- [TASK PROMPT]
If a line of the data below holds the string "Dacarbazine", copy it.

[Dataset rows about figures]
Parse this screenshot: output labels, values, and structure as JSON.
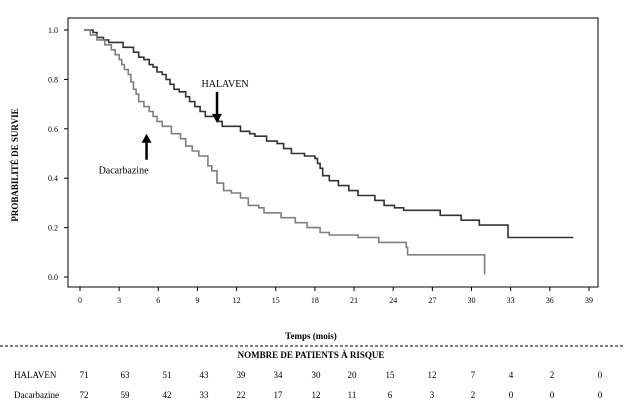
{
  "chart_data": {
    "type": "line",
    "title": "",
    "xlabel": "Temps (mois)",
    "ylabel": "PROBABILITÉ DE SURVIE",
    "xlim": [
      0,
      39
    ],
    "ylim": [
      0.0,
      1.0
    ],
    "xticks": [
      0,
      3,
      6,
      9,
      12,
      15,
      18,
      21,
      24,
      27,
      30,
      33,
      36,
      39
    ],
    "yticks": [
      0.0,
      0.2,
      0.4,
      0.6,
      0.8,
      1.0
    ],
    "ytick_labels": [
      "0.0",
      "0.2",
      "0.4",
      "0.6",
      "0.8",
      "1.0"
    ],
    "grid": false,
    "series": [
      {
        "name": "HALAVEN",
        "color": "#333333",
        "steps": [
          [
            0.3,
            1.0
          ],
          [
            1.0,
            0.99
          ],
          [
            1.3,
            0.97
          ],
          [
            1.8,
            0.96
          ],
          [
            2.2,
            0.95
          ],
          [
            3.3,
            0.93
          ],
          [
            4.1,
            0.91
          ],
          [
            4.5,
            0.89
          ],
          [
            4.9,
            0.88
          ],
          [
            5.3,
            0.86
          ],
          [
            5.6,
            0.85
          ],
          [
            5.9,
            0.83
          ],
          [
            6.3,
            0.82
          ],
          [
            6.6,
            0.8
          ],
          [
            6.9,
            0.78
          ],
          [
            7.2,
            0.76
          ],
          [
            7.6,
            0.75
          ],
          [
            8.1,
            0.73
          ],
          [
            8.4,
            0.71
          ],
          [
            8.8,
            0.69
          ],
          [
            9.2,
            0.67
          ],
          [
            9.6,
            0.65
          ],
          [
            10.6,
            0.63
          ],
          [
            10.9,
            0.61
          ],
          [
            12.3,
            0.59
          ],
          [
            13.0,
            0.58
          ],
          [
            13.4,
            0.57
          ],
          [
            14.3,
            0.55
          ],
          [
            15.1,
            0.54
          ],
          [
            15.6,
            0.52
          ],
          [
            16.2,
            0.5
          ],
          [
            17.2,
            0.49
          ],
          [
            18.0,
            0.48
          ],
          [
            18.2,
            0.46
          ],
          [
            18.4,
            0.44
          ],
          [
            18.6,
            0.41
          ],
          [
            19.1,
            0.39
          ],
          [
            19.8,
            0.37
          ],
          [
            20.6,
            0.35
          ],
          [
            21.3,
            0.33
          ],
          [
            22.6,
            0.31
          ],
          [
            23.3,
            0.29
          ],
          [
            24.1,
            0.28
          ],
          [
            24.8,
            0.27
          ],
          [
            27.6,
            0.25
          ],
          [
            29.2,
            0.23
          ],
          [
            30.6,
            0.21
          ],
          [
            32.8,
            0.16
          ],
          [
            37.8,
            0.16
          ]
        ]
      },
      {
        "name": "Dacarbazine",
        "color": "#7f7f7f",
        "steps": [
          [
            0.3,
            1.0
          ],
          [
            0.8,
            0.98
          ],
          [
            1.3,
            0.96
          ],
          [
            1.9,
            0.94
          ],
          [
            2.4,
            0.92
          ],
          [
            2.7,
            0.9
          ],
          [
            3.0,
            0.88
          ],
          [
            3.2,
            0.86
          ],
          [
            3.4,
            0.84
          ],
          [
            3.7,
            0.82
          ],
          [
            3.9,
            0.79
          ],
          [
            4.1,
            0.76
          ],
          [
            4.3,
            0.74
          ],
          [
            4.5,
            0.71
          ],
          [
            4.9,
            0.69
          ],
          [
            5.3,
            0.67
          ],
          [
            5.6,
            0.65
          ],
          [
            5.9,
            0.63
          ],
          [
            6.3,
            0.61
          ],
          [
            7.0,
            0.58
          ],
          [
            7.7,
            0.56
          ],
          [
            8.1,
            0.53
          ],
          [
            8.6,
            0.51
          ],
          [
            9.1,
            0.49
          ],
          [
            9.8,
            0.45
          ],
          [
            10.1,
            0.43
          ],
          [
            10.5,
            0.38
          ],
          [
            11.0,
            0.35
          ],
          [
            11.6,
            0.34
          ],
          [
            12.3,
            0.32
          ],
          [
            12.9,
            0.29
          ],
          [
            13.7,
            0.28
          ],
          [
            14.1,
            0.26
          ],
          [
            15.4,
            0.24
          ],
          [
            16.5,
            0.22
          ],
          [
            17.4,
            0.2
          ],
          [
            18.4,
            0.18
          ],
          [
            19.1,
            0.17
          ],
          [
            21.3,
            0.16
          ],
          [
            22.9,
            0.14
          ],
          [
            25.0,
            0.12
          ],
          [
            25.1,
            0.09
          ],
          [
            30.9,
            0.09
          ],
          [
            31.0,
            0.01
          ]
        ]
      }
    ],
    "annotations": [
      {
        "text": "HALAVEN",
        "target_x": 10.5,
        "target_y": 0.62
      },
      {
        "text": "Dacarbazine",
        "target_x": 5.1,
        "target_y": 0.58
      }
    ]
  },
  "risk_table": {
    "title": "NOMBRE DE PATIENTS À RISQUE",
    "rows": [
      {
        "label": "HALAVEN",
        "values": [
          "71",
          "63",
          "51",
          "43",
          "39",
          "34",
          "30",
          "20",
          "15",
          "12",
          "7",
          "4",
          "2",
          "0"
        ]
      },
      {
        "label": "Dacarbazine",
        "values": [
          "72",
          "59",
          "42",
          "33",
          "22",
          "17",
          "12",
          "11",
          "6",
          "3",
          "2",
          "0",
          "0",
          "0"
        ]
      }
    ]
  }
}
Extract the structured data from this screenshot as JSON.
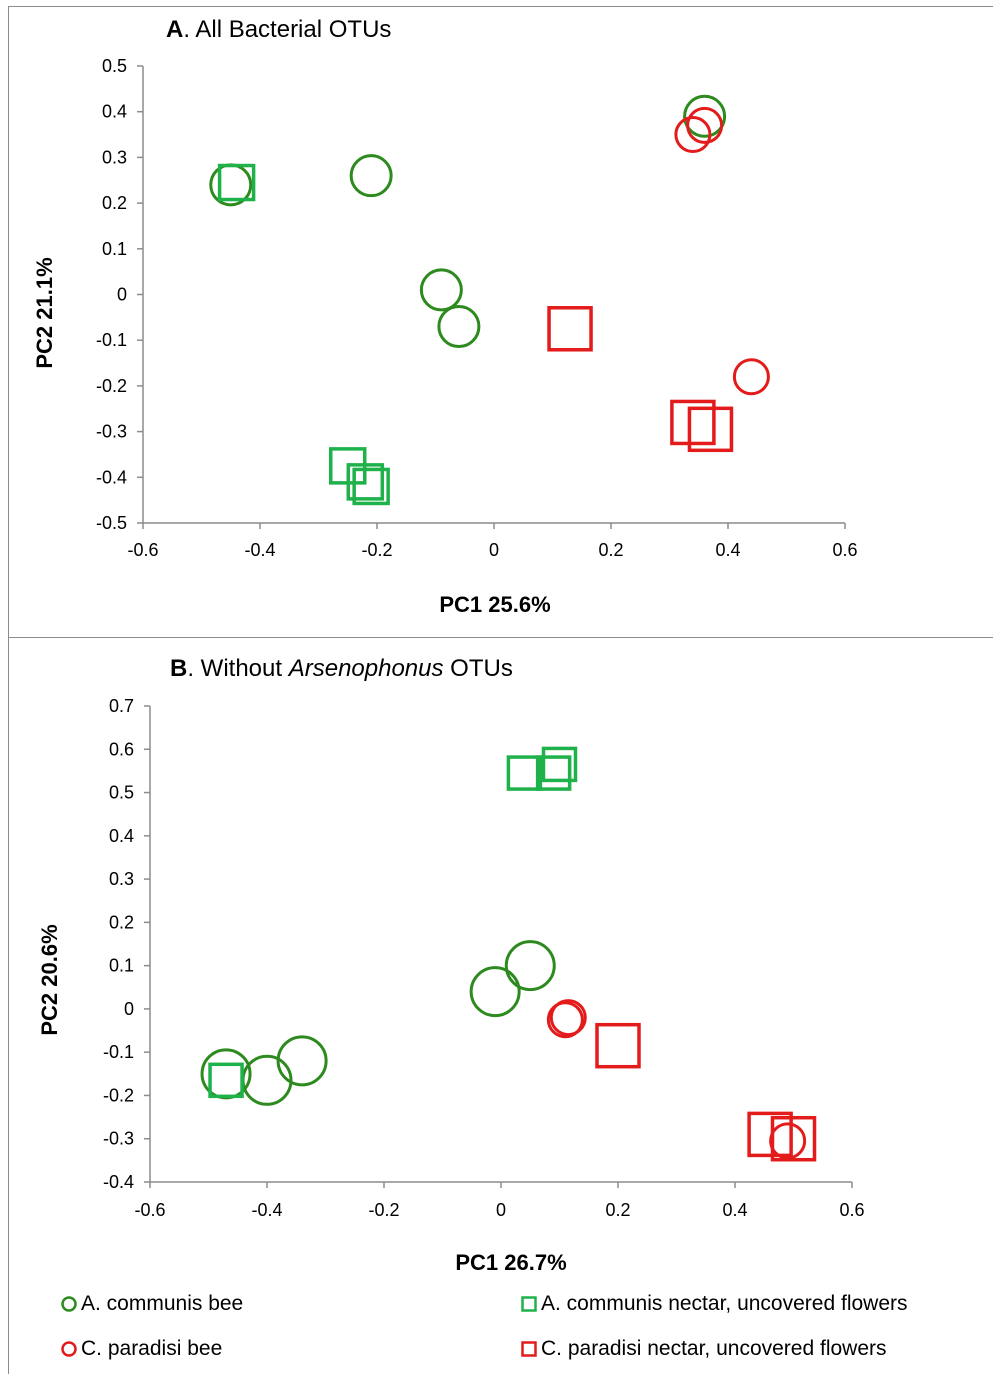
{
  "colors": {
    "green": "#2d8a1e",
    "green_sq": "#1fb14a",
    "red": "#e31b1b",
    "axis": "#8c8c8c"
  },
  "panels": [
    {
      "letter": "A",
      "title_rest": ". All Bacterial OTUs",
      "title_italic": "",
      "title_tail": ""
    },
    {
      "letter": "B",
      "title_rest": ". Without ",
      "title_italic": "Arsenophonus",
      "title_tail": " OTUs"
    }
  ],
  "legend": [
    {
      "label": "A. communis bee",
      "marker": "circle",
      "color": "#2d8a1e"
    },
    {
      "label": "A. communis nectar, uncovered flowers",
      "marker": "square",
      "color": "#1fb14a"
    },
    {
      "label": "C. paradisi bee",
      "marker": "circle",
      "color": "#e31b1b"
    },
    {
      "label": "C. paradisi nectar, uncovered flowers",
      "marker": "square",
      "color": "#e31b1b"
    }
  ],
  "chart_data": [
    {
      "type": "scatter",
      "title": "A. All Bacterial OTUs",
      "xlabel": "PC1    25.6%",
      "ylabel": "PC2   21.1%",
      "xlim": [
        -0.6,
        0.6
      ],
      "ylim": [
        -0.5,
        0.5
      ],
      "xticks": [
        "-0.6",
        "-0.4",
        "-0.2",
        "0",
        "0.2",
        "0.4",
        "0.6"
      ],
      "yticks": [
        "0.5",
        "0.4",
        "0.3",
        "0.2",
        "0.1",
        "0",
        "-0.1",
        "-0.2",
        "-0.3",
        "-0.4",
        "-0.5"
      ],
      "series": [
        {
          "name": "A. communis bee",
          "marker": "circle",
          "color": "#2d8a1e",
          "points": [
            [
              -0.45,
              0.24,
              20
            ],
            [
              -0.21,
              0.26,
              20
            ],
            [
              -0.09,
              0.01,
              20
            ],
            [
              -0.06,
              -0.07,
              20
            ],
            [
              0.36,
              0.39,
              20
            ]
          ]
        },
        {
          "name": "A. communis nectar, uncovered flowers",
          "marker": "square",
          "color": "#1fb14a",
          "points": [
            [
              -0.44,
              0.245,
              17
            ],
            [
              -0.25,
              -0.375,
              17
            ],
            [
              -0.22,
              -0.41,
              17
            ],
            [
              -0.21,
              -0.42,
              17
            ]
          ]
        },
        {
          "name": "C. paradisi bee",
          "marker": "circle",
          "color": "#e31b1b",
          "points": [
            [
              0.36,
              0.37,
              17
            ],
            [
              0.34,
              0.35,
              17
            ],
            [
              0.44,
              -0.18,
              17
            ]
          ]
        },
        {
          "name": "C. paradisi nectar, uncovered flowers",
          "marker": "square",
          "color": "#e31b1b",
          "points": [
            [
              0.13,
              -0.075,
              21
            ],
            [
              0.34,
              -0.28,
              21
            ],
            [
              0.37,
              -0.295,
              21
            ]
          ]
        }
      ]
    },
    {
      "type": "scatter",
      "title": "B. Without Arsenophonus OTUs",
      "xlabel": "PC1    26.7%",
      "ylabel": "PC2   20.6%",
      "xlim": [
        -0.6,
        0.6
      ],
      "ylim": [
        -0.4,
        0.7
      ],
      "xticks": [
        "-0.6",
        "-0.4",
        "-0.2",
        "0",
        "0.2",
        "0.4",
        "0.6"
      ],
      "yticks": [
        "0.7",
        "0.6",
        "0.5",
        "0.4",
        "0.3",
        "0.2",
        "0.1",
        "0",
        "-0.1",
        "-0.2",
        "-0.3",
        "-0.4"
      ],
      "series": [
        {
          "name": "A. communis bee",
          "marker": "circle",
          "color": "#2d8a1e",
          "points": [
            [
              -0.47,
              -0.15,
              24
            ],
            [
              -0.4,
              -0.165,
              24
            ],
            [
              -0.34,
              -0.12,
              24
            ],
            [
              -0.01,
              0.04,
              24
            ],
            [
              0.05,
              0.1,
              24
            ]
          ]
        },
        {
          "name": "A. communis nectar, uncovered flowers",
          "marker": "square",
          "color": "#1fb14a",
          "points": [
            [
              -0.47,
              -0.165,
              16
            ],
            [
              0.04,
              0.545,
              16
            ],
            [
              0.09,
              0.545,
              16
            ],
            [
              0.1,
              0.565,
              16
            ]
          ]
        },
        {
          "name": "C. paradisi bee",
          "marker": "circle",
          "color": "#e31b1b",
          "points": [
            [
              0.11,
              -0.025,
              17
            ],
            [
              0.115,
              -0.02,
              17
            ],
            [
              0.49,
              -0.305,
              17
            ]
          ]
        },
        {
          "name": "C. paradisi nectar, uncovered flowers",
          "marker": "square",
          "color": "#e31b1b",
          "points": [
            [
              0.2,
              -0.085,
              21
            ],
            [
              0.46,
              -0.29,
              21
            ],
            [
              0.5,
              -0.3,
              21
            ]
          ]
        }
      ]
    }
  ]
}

- [RESPONSE BELOW]
        "name": "Dacarbazine",
        "text": "Dacarbazine",
        "label": "Dacarbazine",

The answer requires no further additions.